Count the lines in the material below that contain the string "header". Reply with the number alone.
((
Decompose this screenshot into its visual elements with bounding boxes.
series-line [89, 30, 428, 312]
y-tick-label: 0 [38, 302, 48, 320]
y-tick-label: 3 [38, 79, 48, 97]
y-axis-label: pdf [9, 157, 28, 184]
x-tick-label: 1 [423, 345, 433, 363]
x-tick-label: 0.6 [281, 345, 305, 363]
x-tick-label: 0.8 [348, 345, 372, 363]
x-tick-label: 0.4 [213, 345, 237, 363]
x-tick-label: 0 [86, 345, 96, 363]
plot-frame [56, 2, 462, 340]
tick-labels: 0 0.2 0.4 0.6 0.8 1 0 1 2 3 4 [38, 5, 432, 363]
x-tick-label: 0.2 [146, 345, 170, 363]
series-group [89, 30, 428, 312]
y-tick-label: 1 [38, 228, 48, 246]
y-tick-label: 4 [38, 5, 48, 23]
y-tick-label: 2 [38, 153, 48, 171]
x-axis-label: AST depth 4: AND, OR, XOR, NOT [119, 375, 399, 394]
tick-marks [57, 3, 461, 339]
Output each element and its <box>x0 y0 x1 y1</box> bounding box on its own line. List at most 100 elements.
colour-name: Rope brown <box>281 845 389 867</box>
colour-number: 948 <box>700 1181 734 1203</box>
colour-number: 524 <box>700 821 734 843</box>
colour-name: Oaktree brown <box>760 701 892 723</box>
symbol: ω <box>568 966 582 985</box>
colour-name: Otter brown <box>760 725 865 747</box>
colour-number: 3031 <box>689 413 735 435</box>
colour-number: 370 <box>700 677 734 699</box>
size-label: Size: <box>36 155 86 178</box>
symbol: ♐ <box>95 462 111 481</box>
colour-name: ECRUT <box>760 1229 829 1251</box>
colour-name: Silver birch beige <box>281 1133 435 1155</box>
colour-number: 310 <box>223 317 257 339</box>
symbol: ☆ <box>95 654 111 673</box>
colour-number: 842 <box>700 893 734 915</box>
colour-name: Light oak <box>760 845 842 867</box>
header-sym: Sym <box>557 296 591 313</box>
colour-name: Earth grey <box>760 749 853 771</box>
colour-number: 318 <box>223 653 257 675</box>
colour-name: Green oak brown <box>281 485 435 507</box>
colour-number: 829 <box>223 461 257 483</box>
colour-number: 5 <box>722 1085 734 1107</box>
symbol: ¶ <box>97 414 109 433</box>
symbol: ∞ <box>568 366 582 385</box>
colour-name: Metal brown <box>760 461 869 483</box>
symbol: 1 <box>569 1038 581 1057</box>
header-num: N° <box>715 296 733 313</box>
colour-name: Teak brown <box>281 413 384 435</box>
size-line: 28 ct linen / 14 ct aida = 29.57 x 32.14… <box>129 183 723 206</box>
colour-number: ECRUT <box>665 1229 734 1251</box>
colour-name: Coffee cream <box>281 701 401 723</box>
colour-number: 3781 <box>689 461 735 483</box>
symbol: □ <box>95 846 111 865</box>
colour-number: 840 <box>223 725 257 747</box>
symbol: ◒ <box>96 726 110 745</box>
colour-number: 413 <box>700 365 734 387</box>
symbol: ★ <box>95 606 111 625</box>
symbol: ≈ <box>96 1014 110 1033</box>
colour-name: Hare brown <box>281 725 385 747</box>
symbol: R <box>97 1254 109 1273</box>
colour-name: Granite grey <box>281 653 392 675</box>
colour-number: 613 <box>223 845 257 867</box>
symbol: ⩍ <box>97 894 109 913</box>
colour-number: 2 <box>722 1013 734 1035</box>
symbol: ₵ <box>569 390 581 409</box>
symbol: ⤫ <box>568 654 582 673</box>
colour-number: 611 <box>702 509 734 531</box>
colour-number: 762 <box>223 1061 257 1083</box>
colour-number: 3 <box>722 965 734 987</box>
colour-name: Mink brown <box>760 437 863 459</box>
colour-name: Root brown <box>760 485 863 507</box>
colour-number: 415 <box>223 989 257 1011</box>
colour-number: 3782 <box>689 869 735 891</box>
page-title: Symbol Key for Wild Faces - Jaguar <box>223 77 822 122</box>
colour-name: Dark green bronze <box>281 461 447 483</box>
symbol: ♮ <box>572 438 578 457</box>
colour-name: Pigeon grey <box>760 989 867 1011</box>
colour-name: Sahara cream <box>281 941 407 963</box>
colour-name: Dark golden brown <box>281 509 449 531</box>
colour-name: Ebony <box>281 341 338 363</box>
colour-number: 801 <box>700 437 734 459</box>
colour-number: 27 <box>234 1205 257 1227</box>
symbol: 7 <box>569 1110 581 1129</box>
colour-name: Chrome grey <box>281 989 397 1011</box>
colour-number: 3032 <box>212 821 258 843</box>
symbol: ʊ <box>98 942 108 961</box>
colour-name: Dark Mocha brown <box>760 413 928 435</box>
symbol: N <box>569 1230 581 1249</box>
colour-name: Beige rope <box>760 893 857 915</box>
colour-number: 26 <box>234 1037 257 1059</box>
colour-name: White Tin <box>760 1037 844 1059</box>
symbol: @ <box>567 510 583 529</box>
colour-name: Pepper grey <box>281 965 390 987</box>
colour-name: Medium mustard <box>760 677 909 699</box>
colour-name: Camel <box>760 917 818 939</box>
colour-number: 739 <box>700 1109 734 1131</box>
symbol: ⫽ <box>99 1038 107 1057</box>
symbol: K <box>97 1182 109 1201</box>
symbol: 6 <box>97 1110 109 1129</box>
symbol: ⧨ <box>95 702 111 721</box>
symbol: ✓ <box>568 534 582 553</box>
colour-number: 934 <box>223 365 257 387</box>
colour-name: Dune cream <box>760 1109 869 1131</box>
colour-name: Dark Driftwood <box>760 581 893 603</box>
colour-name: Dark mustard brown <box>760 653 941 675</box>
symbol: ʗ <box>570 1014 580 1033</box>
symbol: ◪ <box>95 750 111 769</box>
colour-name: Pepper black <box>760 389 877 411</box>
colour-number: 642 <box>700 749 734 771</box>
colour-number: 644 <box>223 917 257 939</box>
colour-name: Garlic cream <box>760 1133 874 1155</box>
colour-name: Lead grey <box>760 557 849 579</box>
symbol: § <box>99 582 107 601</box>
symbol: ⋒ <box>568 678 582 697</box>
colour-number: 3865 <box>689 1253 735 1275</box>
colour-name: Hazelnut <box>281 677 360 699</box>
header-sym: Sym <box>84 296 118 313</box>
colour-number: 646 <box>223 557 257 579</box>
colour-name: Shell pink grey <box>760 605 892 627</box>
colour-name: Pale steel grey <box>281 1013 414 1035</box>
))
* **Correct answer**
3